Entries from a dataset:
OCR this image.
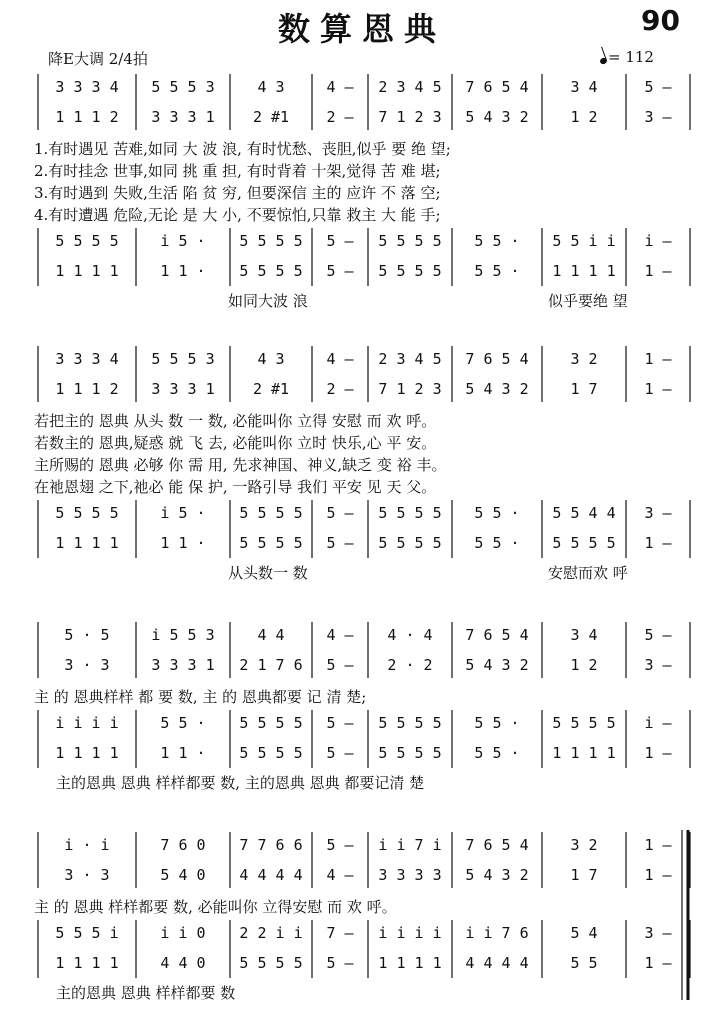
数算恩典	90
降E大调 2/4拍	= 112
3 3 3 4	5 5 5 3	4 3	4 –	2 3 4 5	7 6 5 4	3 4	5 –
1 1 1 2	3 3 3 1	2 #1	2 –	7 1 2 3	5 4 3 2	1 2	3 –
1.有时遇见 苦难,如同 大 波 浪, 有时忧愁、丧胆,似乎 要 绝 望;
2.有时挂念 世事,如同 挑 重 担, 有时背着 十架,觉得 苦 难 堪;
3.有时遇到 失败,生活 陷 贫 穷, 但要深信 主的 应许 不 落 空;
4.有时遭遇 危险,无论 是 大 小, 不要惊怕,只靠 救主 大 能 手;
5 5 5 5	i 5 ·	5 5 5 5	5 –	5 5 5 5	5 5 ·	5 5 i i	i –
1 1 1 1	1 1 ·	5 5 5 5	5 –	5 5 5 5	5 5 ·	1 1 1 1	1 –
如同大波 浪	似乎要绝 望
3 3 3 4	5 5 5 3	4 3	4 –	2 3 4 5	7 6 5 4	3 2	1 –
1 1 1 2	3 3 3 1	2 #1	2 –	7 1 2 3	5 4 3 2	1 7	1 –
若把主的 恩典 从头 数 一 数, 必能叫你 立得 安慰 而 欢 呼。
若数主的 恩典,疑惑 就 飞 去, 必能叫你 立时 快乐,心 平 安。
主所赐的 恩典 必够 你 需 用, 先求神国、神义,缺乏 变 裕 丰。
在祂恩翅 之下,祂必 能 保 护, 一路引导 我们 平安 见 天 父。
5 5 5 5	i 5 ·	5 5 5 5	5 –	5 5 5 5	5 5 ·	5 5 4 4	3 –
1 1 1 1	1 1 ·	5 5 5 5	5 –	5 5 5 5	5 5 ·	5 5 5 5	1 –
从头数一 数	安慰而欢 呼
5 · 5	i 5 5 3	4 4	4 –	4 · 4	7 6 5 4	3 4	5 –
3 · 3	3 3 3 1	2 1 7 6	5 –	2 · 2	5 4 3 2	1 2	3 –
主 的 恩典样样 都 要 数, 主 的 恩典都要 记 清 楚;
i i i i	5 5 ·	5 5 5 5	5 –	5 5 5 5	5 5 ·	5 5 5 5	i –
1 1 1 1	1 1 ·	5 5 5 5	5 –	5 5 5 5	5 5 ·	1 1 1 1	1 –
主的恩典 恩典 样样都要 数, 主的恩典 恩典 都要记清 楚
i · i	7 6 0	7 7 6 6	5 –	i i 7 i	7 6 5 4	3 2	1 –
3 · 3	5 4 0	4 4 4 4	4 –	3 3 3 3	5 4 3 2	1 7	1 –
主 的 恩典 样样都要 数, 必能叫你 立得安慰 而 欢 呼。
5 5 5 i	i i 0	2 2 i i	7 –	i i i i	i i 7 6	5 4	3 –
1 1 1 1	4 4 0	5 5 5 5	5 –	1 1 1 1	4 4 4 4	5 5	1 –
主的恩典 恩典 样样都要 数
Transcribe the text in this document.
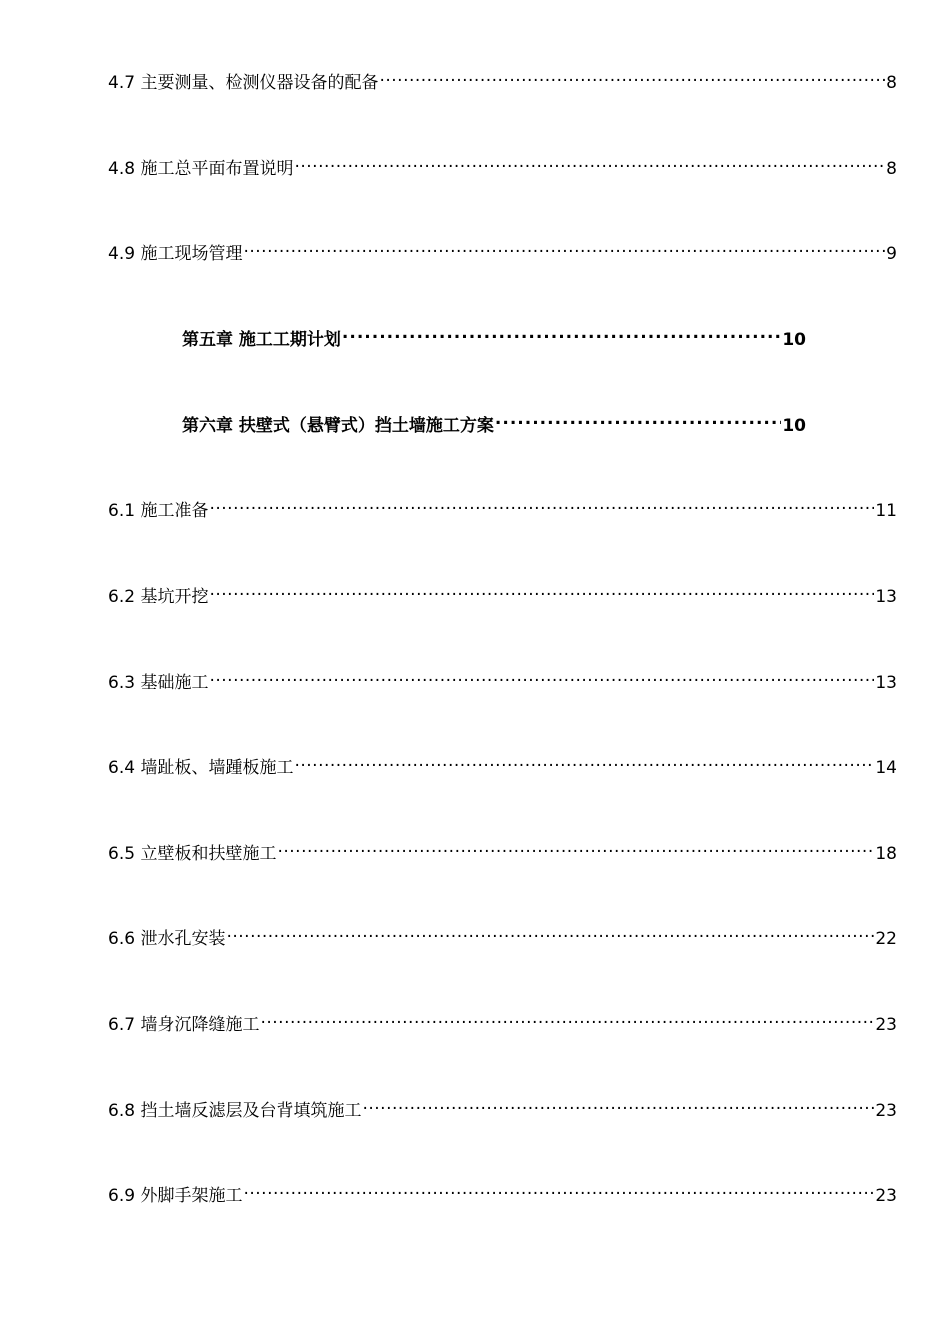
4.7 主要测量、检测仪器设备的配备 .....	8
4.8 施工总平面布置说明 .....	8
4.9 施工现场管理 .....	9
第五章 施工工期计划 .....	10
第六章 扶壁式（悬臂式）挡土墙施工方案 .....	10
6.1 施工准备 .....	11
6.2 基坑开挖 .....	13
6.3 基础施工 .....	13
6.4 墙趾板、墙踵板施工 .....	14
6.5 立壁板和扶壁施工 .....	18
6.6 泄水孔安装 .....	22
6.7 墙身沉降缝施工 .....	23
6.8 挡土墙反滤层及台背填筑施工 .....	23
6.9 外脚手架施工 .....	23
* * *
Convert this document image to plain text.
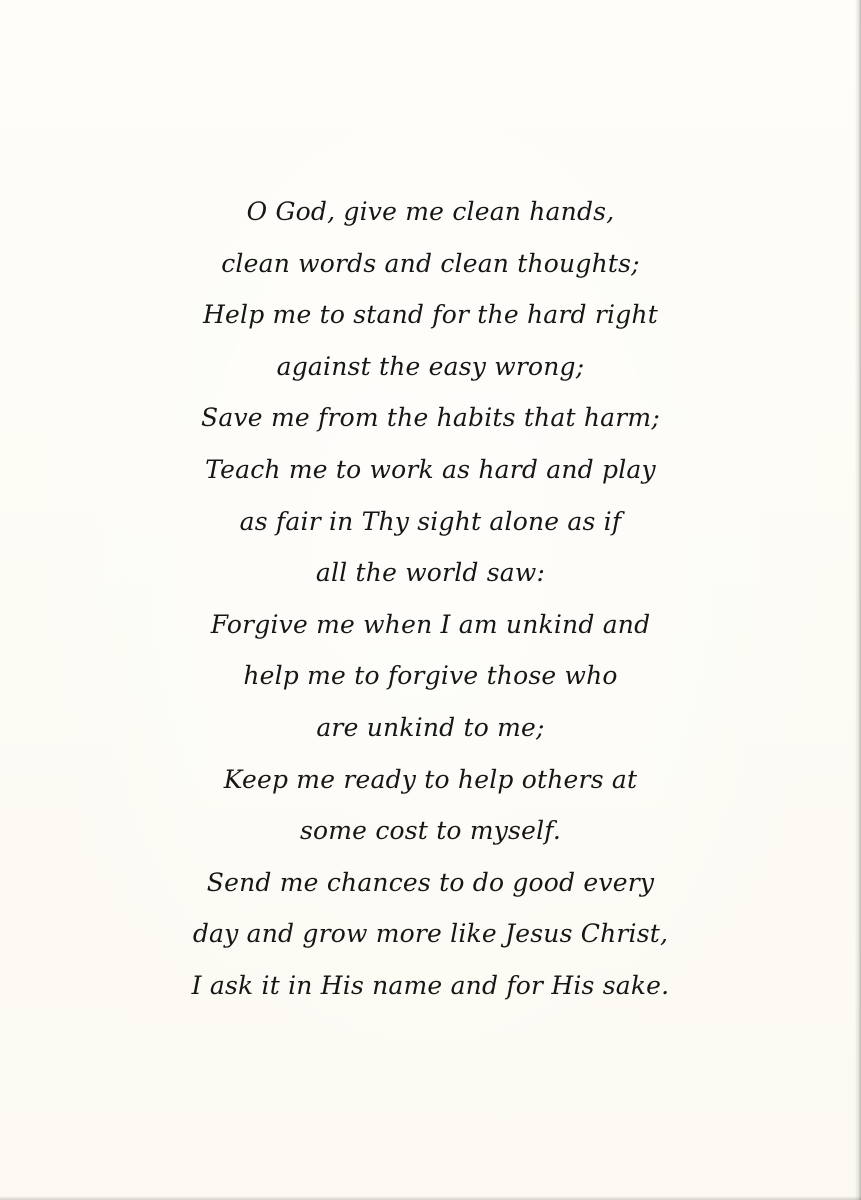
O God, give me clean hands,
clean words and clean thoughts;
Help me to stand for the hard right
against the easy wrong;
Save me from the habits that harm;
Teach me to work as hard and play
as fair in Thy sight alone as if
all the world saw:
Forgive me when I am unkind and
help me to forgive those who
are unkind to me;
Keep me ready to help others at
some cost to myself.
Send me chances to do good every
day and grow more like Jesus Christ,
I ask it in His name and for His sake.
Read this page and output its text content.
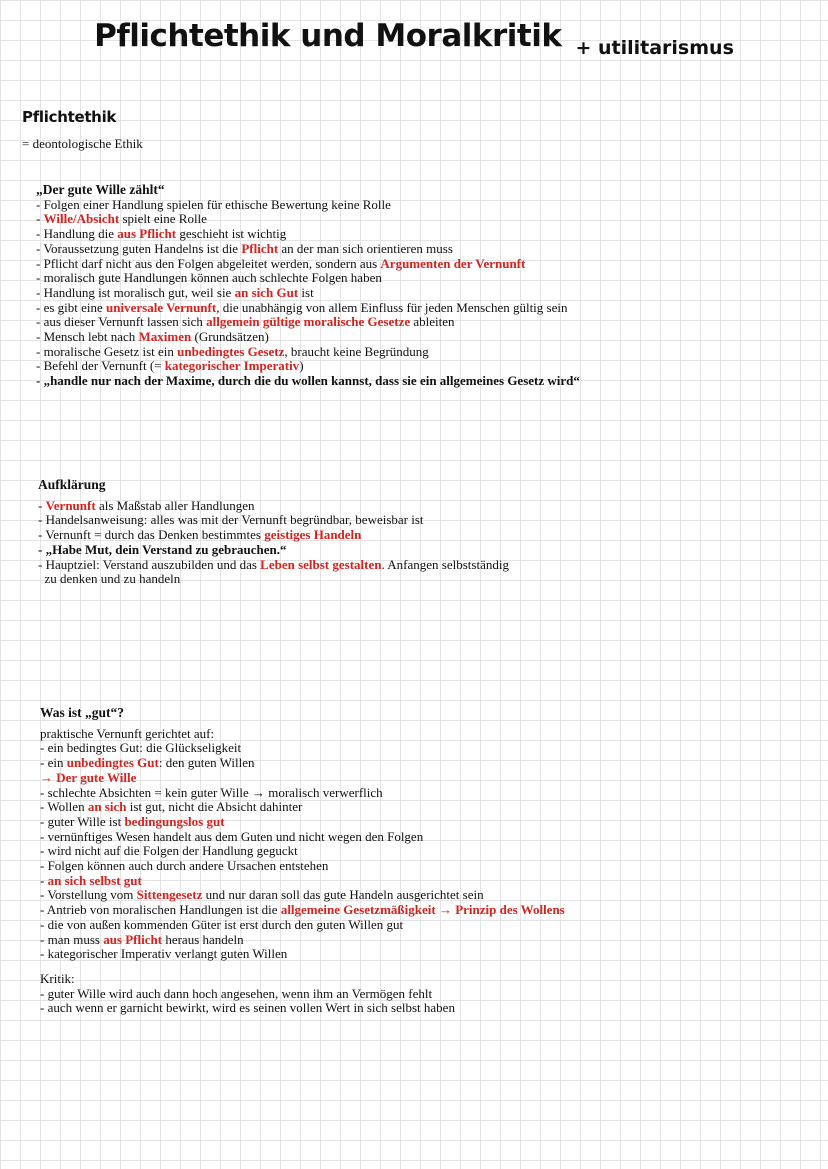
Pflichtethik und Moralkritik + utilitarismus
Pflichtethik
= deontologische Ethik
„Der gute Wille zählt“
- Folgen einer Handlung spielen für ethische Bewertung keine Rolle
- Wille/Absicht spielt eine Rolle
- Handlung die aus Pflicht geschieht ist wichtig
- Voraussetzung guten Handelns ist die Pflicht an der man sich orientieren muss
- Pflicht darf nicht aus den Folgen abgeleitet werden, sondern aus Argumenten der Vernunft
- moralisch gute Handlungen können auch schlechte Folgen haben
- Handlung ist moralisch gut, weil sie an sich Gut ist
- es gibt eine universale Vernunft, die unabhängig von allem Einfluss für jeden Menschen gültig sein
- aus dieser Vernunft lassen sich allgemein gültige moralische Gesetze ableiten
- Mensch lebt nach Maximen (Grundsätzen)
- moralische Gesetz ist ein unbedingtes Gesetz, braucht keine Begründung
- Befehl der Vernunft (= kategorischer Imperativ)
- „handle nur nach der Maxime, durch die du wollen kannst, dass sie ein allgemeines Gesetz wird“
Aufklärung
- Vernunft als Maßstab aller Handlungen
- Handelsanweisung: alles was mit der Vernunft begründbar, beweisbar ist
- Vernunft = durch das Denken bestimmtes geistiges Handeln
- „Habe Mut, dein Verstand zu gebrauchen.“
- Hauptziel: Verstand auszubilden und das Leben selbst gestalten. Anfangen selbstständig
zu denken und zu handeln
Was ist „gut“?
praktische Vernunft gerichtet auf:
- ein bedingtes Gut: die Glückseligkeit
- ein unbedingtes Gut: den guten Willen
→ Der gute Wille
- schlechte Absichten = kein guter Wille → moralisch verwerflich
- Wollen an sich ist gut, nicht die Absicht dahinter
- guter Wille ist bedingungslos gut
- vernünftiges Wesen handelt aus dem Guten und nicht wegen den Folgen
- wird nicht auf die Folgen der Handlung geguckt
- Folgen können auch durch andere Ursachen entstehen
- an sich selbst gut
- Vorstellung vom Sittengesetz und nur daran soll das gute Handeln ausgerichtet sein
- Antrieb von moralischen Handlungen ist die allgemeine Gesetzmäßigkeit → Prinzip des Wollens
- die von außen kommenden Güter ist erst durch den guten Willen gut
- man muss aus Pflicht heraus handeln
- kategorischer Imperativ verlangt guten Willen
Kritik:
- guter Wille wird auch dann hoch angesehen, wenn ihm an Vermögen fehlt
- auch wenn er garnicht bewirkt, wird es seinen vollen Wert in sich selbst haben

WHAT IS BEING ASKED: Determine the number of lines in the data that contain "haben" as a word or string, and state only that number.

PROBLEM SOLUTION: 2